What the exercise asks:
Here are records with pictures in them. Copy all of them exactly and leave the pictures out.

Record set:
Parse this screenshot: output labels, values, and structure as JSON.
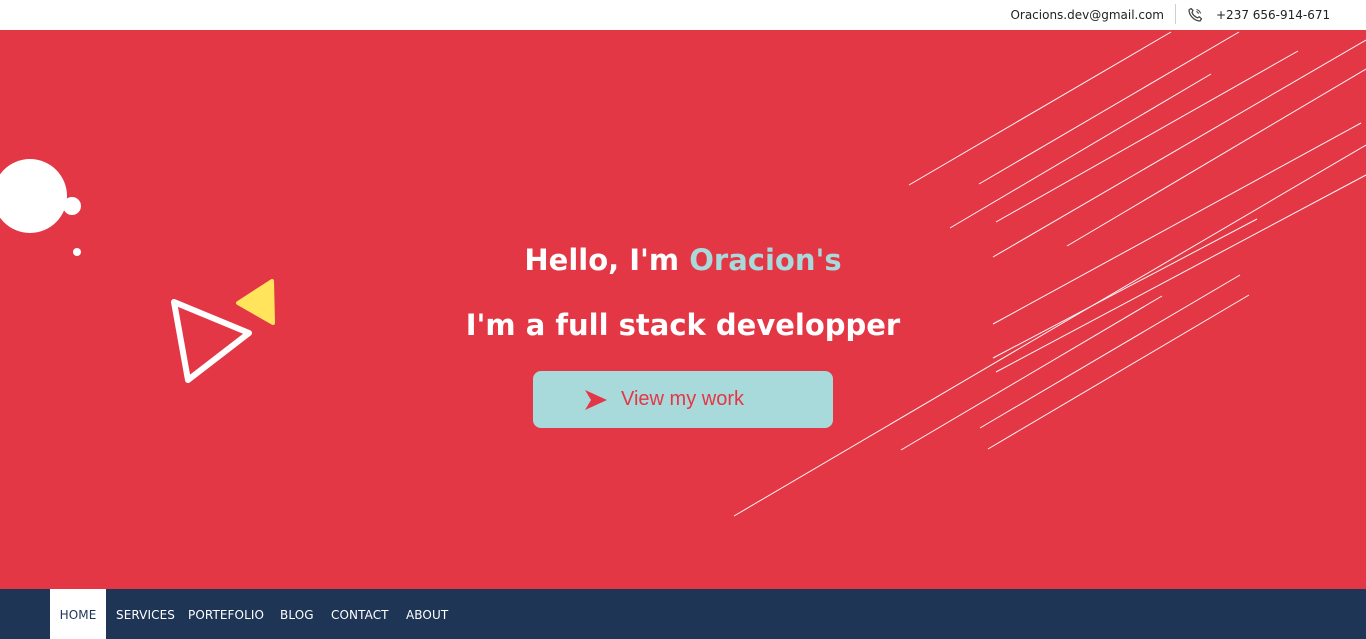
{
  "topbar": {
    "email": "Oracions.dev@gmail.com",
    "phone": "+237 656-914-671"
  },
  "hero": {
    "greeting_prefix": "Hello, I'm ",
    "greeting_name": "Oracion's",
    "tagline": "I'm a full stack developper",
    "cta_label": "View my work"
  },
  "nav": {
    "items": [
      {
        "label": "HOME",
        "active": true
      },
      {
        "label": "SERVICES",
        "active": false
      },
      {
        "label": "PORTEFOLIO",
        "active": false
      },
      {
        "label": "BLOG",
        "active": false
      },
      {
        "label": "CONTACT",
        "active": false
      },
      {
        "label": "ABOUT",
        "active": false
      }
    ]
  },
  "colors": {
    "hero_bg": "#e43746",
    "accent": "#a8d9db",
    "nav_bg": "#1f3556",
    "triangle_yellow": "#ffe45c"
  },
  "icons": [
    "phone-icon",
    "arrow-right-icon"
  ]
}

Written answer:
Parse this screenshot: output labels, values, and structure as JSON.
{
  "topbar": {
    "email": "Oracions.dev@gmail.com",
    "phone": "+237 656-914-671"
  },
  "hero": {
    "greeting_prefix": "Hello, I'm ",
    "greeting_name": "Oracion's",
    "tagline": "I'm a full stack developper",
    "cta_label": "View my work"
  },
  "nav": {
    "items": [
      {
        "label": "HOME",
        "active": true
      },
      {
        "label": "SERVICES",
        "active": false
      },
      {
        "label": "PORTEFOLIO",
        "active": false
      },
      {
        "label": "BLOG",
        "active": false
      },
      {
        "label": "CONTACT",
        "active": false
      },
      {
        "label": "ABOUT",
        "active": false
      }
    ]
  },
  "colors": {
    "hero_bg": "#e43746",
    "accent": "#a8d9db",
    "nav_bg": "#1f3556",
    "triangle_yellow": "#ffe45c"
  },
  "icons": [
    "phone-icon",
    "arrow-right-icon"
  ]
}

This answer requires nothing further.